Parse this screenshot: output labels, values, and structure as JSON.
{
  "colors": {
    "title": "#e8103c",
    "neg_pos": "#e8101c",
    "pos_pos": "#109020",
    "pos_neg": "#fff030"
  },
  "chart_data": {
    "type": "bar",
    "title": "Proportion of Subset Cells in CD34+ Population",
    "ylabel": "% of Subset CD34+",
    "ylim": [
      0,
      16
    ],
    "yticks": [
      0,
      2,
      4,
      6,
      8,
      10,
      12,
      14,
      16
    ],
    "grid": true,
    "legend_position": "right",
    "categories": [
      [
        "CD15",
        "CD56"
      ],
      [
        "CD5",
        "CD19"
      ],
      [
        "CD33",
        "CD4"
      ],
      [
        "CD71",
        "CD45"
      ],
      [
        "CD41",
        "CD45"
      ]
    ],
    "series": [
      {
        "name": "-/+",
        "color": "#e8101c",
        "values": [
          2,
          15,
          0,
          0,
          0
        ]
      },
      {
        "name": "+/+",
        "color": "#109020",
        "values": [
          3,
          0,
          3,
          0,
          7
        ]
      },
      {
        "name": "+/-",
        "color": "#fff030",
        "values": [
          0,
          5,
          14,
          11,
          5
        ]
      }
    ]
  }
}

### Task objective
Each record above, from first to last, should be written out again exactly.

### Completed exercise
Parse this screenshot: output labels, values, and structure as JSON.
{
  "colors": {
    "title": "#e8103c",
    "neg_pos": "#e8101c",
    "pos_pos": "#109020",
    "pos_neg": "#fff030"
  },
  "chart_data": {
    "type": "bar",
    "title": "Proportion of Subset Cells in CD34+ Population",
    "ylabel": "% of Subset CD34+",
    "ylim": [
      0,
      16
    ],
    "yticks": [
      0,
      2,
      4,
      6,
      8,
      10,
      12,
      14,
      16
    ],
    "grid": true,
    "legend_position": "right",
    "categories": [
      [
        "CD15",
        "CD56"
      ],
      [
        "CD5",
        "CD19"
      ],
      [
        "CD33",
        "CD4"
      ],
      [
        "CD71",
        "CD45"
      ],
      [
        "CD41",
        "CD45"
      ]
    ],
    "series": [
      {
        "name": "-/+",
        "color": "#e8101c",
        "values": [
          2,
          15,
          0,
          0,
          0
        ]
      },
      {
        "name": "+/+",
        "color": "#109020",
        "values": [
          3,
          0,
          3,
          0,
          7
        ]
      },
      {
        "name": "+/-",
        "color": "#fff030",
        "values": [
          0,
          5,
          14,
          11,
          5
        ]
      }
    ]
  }
}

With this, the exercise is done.